**Set task**
Every record should be repeated exactly, except that pictures are left out.

**Data to process**
start

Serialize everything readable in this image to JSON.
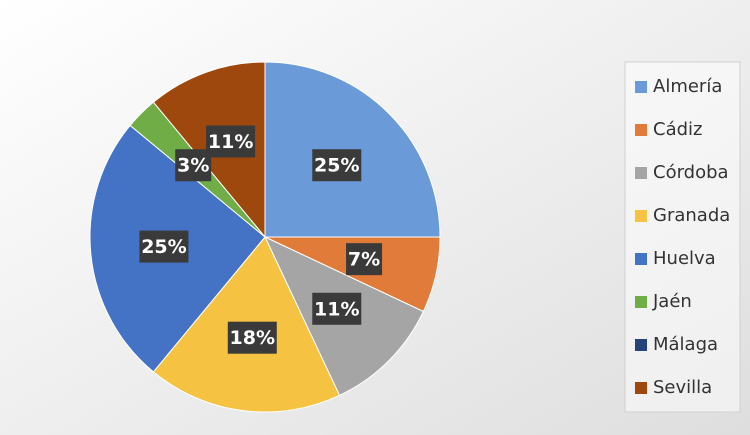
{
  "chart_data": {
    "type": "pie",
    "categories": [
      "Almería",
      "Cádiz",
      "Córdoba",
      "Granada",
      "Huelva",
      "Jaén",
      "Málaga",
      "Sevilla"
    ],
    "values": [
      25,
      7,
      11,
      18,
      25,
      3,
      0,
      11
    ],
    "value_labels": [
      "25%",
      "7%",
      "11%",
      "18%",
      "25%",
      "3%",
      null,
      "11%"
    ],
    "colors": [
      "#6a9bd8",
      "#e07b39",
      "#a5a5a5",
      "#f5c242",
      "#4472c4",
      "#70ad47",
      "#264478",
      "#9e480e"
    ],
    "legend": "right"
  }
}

end

**Written reply**
Serialize everything readable in this image to JSON.
{
  "chart_data": {
    "type": "pie",
    "categories": [
      "Almería",
      "Cádiz",
      "Córdoba",
      "Granada",
      "Huelva",
      "Jaén",
      "Málaga",
      "Sevilla"
    ],
    "values": [
      25,
      7,
      11,
      18,
      25,
      3,
      0,
      11
    ],
    "value_labels": [
      "25%",
      "7%",
      "11%",
      "18%",
      "25%",
      "3%",
      null,
      "11%"
    ],
    "colors": [
      "#6a9bd8",
      "#e07b39",
      "#a5a5a5",
      "#f5c242",
      "#4472c4",
      "#70ad47",
      "#264478",
      "#9e480e"
    ],
    "legend": "right"
  }
}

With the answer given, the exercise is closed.